■ **WHAT THIS TASK INVOLVES**: Put the lines of the listing, from its first line through the line containing "worksheet-title: Máximo común" (both included), into a JSON list of strings with one string per line, leaving out blank lines.

Begin

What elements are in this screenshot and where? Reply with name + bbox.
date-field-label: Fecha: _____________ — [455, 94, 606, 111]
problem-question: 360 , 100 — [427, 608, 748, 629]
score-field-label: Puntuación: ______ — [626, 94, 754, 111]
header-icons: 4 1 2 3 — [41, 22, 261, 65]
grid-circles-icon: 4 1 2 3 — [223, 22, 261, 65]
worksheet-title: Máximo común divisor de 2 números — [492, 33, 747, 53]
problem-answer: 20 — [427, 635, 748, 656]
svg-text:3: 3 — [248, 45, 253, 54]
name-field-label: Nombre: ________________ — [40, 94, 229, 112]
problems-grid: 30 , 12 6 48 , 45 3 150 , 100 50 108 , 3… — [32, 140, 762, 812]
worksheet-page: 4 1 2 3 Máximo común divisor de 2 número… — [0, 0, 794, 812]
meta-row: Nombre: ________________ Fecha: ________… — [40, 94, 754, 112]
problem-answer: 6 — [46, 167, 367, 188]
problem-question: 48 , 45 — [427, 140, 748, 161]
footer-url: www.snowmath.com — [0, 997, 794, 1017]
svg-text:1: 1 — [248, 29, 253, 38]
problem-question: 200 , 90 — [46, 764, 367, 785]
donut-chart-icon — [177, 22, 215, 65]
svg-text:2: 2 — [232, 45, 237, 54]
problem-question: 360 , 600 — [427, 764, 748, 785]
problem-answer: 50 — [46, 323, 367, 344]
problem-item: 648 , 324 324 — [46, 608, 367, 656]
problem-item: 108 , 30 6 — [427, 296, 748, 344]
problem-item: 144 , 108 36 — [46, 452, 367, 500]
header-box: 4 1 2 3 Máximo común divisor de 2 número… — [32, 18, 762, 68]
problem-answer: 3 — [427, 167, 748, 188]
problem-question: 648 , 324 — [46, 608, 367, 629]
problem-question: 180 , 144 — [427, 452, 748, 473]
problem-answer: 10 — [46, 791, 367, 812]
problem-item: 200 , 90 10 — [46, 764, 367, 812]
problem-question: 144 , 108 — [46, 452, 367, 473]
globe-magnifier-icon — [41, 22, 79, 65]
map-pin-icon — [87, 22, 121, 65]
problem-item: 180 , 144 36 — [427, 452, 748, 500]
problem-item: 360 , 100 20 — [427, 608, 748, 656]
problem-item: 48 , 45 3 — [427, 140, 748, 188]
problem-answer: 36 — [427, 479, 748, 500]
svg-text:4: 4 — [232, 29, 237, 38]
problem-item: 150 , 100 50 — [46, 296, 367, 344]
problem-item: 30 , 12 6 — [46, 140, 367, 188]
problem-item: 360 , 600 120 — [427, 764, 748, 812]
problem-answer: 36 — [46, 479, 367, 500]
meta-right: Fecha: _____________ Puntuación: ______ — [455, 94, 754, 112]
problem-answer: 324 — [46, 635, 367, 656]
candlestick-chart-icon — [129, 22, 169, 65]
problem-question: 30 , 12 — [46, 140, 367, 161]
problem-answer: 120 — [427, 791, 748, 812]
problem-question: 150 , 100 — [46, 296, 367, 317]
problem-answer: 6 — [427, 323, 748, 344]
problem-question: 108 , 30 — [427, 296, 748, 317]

End

■ **TASK SOLUTION**:
[
  "What elements are in this screenshot and where? Reply with name + bbox.",
  "date-field-label: Fecha: _____________ — [455, 94, 606, 111]",
  "problem-question: 360 , 100 — [427, 608, 748, 629]",
  "score-field-label: Puntuación: ______ — [626, 94, 754, 111]",
  "header-icons: 4 1 2 3 — [41, 22, 261, 65]",
  "grid-circles-icon: 4 1 2 3 — [223, 22, 261, 65]",
  "worksheet-title: Máximo común divisor de 2 números — [492, 33, 747, 53]"
]